REQUIREMENT
Copy out the records below, swapping "bar-untreated" for "bar-control" everywhere it occurs and leaving everything else unchanged. Leave the pictures out of your answer.

TASK DATA
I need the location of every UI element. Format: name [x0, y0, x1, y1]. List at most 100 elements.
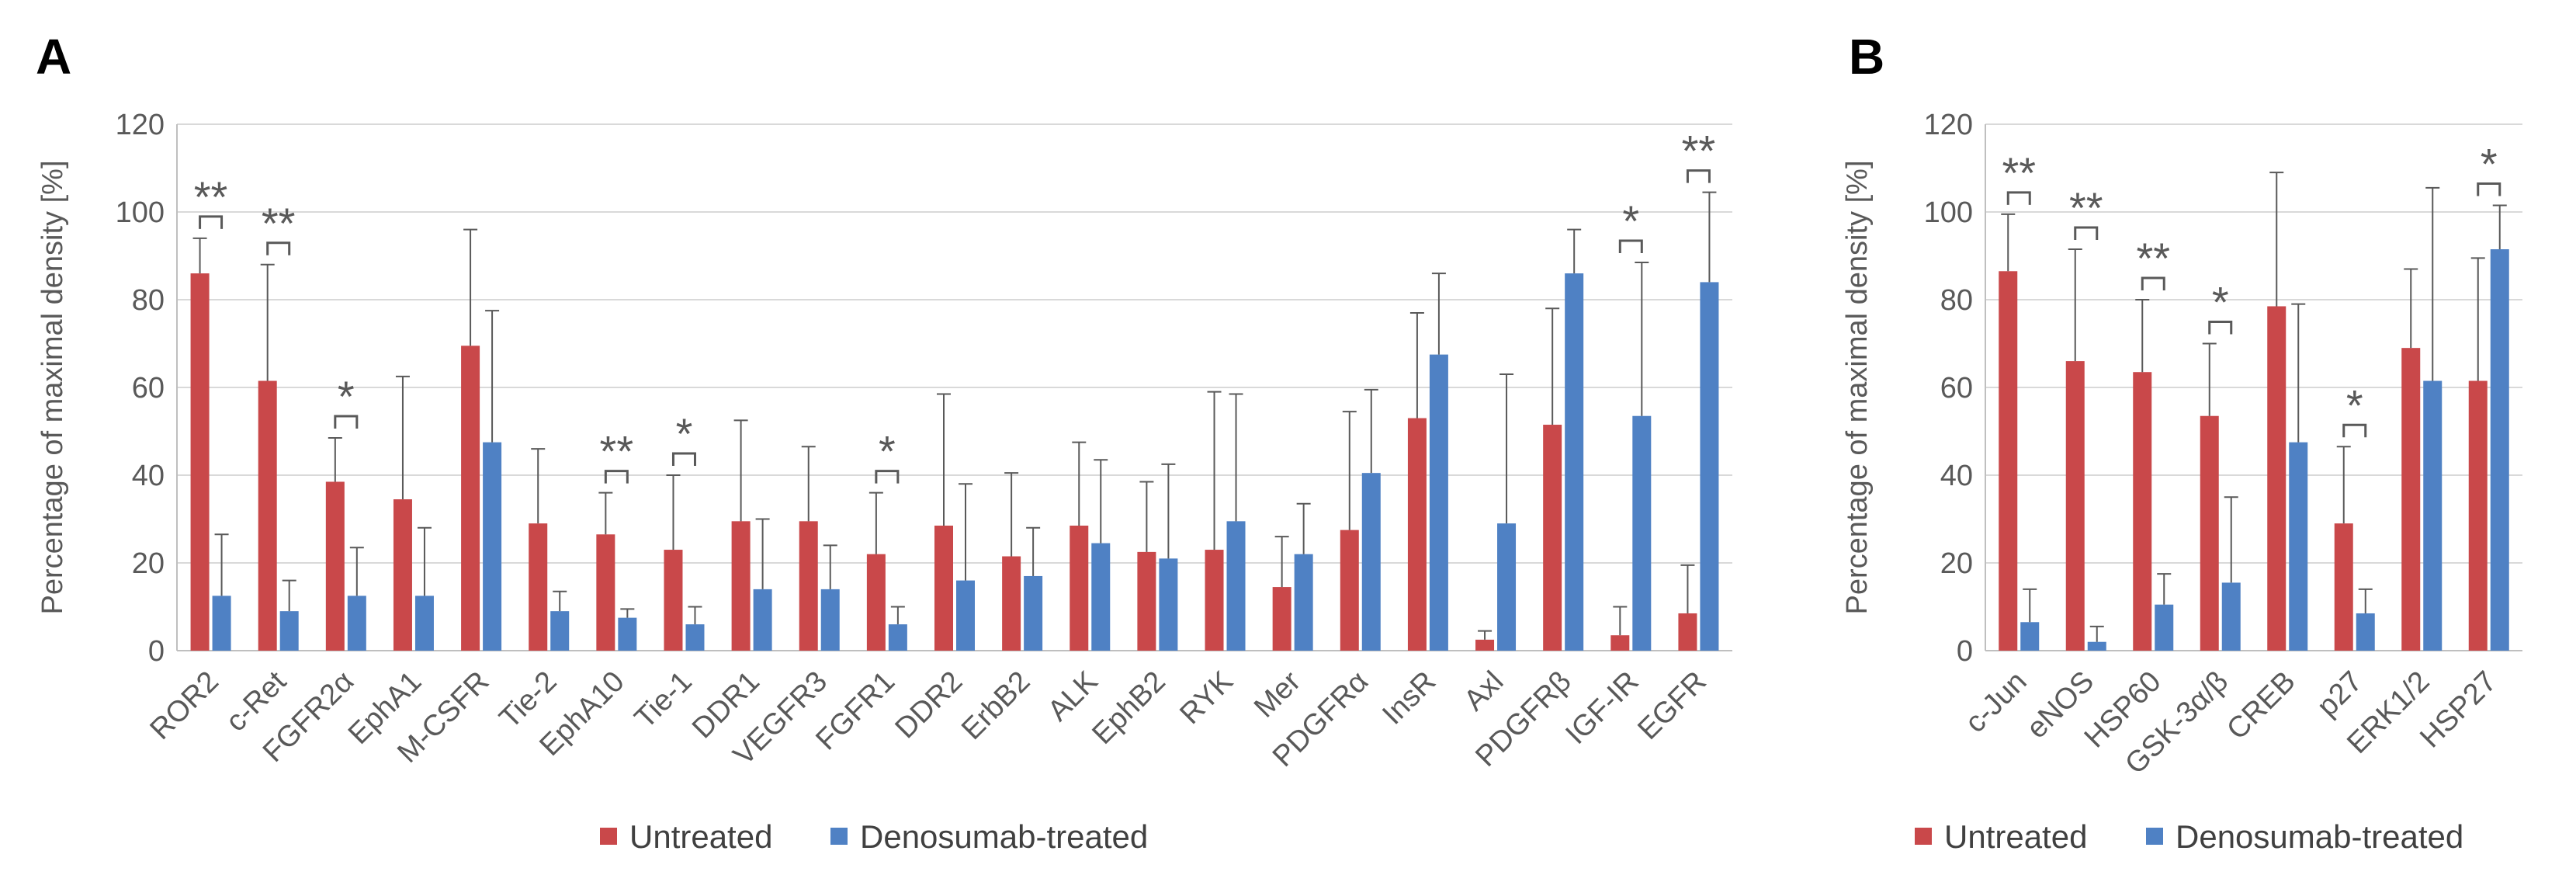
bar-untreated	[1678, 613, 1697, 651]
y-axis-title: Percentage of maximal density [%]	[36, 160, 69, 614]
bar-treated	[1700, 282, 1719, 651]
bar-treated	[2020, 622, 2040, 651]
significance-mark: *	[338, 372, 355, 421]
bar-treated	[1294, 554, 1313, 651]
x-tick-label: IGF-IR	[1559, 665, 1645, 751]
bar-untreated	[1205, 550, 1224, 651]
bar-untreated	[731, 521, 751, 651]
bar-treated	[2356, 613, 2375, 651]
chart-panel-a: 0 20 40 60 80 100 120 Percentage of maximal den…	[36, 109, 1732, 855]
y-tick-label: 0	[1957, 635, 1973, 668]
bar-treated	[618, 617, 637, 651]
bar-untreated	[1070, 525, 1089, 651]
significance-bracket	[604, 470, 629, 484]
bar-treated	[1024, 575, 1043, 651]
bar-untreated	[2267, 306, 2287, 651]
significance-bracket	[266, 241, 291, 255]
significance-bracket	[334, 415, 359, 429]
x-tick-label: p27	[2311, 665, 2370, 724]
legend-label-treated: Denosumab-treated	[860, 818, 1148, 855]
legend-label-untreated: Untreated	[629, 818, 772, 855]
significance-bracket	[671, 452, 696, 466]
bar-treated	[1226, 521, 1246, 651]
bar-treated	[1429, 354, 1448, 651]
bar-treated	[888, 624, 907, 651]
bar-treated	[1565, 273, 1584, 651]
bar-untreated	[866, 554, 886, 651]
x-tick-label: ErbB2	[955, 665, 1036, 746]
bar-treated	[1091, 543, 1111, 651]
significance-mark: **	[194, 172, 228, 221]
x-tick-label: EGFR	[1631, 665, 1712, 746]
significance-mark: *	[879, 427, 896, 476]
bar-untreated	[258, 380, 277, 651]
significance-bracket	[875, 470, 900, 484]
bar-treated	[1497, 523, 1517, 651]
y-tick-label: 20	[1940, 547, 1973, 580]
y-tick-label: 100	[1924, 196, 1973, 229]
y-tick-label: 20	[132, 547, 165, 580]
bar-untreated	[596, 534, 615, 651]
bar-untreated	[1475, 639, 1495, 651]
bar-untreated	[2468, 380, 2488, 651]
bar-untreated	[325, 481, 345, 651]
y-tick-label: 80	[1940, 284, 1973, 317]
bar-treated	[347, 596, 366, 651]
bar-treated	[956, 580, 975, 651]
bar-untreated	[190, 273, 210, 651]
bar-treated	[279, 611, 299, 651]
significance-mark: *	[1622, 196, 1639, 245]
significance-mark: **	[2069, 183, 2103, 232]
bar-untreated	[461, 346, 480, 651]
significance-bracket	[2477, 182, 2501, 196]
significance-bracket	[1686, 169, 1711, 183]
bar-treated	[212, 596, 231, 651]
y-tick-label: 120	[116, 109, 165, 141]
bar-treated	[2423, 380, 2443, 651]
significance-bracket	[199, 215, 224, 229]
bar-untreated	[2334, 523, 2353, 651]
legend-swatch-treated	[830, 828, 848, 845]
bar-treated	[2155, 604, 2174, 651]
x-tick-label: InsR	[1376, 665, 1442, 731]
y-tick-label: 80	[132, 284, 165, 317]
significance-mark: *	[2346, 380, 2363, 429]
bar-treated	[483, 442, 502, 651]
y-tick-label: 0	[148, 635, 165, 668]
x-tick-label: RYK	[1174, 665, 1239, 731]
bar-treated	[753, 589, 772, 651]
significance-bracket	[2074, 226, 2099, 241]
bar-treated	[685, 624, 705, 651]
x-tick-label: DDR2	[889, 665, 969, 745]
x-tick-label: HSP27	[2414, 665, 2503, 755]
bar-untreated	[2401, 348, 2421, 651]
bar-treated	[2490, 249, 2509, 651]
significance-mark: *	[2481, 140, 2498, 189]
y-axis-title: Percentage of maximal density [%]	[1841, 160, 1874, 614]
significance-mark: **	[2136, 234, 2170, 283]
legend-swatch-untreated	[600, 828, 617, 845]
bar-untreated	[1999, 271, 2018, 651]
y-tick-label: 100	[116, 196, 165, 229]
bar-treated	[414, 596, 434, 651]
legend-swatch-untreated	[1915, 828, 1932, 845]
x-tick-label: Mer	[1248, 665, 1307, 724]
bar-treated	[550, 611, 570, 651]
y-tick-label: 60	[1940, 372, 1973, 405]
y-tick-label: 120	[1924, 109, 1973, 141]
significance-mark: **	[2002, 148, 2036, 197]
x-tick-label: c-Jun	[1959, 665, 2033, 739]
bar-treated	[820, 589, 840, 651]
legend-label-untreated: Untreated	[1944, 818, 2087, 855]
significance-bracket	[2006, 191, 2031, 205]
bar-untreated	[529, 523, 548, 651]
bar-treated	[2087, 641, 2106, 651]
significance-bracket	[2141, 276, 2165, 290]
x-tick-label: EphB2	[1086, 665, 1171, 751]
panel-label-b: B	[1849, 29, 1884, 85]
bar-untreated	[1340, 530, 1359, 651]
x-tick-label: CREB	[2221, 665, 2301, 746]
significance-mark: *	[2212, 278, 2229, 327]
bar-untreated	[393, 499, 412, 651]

RESPONSE TO THIS EXERCISE
I need the location of every UI element. Format: name [x0, y0, x1, y1]. List at most 100 elements.
bar-control	[1678, 613, 1697, 651]
y-axis-title: Percentage of maximal density [%]	[36, 160, 69, 614]
bar-treated	[1700, 282, 1719, 651]
bar-treated	[2020, 622, 2040, 651]
significance-mark: *	[338, 372, 355, 421]
bar-treated	[1294, 554, 1313, 651]
x-tick-label: IGF-IR	[1559, 665, 1645, 751]
bar-control	[1205, 550, 1224, 651]
bar-control	[731, 521, 751, 651]
bar-treated	[2356, 613, 2375, 651]
chart-panel-a: 0 20 40 60 80 100 120 Percentage of maximal den…	[36, 109, 1732, 855]
y-tick-label: 0	[1957, 635, 1973, 668]
bar-treated	[618, 617, 637, 651]
bar-control	[1070, 525, 1089, 651]
significance-bracket	[604, 470, 629, 484]
bar-treated	[1024, 575, 1043, 651]
bar-control	[2267, 306, 2287, 651]
significance-bracket	[266, 241, 291, 255]
significance-bracket	[334, 415, 359, 429]
x-tick-label: p27	[2311, 665, 2370, 724]
legend-label-treated: Denosumab-treated	[860, 818, 1148, 855]
legend-label-untreated: Untreated	[629, 818, 772, 855]
significance-bracket	[671, 452, 696, 466]
bar-treated	[1226, 521, 1246, 651]
bar-treated	[1429, 354, 1448, 651]
bar-treated	[888, 624, 907, 651]
bar-treated	[1565, 273, 1584, 651]
bar-control	[866, 554, 886, 651]
x-tick-label: ErbB2	[955, 665, 1036, 746]
bar-treated	[1091, 543, 1111, 651]
significance-mark: **	[194, 172, 228, 221]
x-tick-label: EGFR	[1631, 665, 1712, 746]
significance-mark: *	[879, 427, 896, 476]
bar-control	[258, 380, 277, 651]
significance-bracket	[875, 470, 900, 484]
bar-treated	[1497, 523, 1517, 651]
y-tick-label: 20	[1940, 547, 1973, 580]
y-tick-label: 100	[1924, 196, 1973, 229]
y-tick-label: 20	[132, 547, 165, 580]
bar-control	[596, 534, 615, 651]
bar-control	[1475, 639, 1495, 651]
bar-control	[2468, 380, 2488, 651]
bar-control	[325, 481, 345, 651]
y-tick-label: 80	[1940, 284, 1973, 317]
bar-treated	[347, 596, 366, 651]
bar-treated	[956, 580, 975, 651]
bar-control	[190, 273, 210, 651]
bar-treated	[279, 611, 299, 651]
significance-mark: *	[1622, 196, 1639, 245]
significance-mark: **	[2069, 183, 2103, 232]
bar-control	[461, 346, 480, 651]
significance-bracket	[2477, 182, 2501, 196]
significance-bracket	[1686, 169, 1711, 183]
bar-treated	[212, 596, 231, 651]
y-tick-label: 120	[116, 109, 165, 141]
bar-treated	[2423, 380, 2443, 651]
significance-bracket	[199, 215, 224, 229]
bar-control	[2334, 523, 2353, 651]
legend-swatch-treated	[830, 828, 848, 845]
bar-treated	[2155, 604, 2174, 651]
x-tick-label: InsR	[1376, 665, 1442, 731]
y-tick-label: 80	[132, 284, 165, 317]
significance-mark: *	[2346, 380, 2363, 429]
bar-treated	[483, 442, 502, 651]
y-tick-label: 0	[148, 635, 165, 668]
x-tick-label: RYK	[1174, 665, 1239, 731]
bar-treated	[753, 589, 772, 651]
significance-bracket	[2074, 226, 2099, 241]
bar-treated	[685, 624, 705, 651]
x-tick-label: DDR2	[889, 665, 969, 745]
x-tick-label: HSP27	[2414, 665, 2503, 755]
bar-control	[2401, 348, 2421, 651]
bar-treated	[2490, 249, 2509, 651]
significance-mark: *	[2481, 140, 2498, 189]
y-axis-title: Percentage of maximal density [%]	[1841, 160, 1874, 614]
significance-mark: **	[2136, 234, 2170, 283]
legend-swatch-untreated	[600, 828, 617, 845]
bar-control	[1999, 271, 2018, 651]
y-tick-label: 100	[116, 196, 165, 229]
bar-treated	[414, 596, 434, 651]
legend-swatch-untreated	[1915, 828, 1932, 845]
x-tick-label: Mer	[1248, 665, 1307, 724]
bar-treated	[550, 611, 570, 651]
y-tick-label: 60	[1940, 372, 1973, 405]
y-tick-label: 120	[1924, 109, 1973, 141]
significance-mark: **	[2002, 148, 2036, 197]
x-tick-label: c-Jun	[1959, 665, 2033, 739]
bar-treated	[820, 589, 840, 651]
legend-label-untreated: Untreated	[1944, 818, 2087, 855]
significance-bracket	[2006, 191, 2031, 205]
bar-control	[529, 523, 548, 651]
bar-treated	[2087, 641, 2106, 651]
significance-bracket	[2141, 276, 2165, 290]
x-tick-label: EphB2	[1086, 665, 1171, 751]
panel-label-b: B	[1849, 29, 1884, 85]
bar-control	[1340, 530, 1359, 651]
x-tick-label: CREB	[2221, 665, 2301, 746]
significance-mark: *	[2212, 278, 2229, 327]
bar-control	[393, 499, 412, 651]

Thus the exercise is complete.